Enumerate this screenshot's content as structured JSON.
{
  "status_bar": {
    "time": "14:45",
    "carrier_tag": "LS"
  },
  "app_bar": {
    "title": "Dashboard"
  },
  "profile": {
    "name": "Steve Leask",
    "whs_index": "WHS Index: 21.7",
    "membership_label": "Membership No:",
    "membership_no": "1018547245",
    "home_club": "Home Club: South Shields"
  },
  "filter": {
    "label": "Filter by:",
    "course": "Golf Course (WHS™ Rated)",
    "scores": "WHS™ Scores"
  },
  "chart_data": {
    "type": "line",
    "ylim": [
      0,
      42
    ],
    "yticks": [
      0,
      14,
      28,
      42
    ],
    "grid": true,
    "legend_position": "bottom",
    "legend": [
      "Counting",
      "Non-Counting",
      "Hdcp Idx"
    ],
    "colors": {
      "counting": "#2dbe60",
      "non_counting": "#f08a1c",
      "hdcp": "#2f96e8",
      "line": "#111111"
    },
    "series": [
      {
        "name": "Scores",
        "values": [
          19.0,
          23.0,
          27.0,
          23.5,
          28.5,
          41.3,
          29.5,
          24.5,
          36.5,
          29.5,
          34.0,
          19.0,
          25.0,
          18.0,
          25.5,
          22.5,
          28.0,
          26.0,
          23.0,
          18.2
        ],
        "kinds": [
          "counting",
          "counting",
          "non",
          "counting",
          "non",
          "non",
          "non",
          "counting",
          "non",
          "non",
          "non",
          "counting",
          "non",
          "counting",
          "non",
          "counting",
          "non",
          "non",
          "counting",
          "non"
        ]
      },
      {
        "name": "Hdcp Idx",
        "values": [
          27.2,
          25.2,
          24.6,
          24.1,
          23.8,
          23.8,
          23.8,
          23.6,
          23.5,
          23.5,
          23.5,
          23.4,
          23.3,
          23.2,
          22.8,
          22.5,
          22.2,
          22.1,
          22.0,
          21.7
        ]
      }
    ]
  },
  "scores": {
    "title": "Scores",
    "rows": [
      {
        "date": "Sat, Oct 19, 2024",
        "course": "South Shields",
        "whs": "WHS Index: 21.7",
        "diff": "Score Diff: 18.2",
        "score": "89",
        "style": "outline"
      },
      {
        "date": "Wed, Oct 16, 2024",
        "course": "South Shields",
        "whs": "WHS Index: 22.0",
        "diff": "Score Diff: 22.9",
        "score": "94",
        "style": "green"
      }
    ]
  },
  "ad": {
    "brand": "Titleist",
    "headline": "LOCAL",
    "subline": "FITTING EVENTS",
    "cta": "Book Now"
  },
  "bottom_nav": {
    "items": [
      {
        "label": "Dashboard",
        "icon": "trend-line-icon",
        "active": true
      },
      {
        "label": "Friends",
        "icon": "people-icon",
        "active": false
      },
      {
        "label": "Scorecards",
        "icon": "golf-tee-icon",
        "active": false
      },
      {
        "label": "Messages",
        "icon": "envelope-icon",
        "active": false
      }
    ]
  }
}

_Exercise task_
Gather all lines where the word "name" appears.

_Exercise output_
    "name": "Steve Leask",
        "name": "Scores",
        "name": "Hdcp Idx",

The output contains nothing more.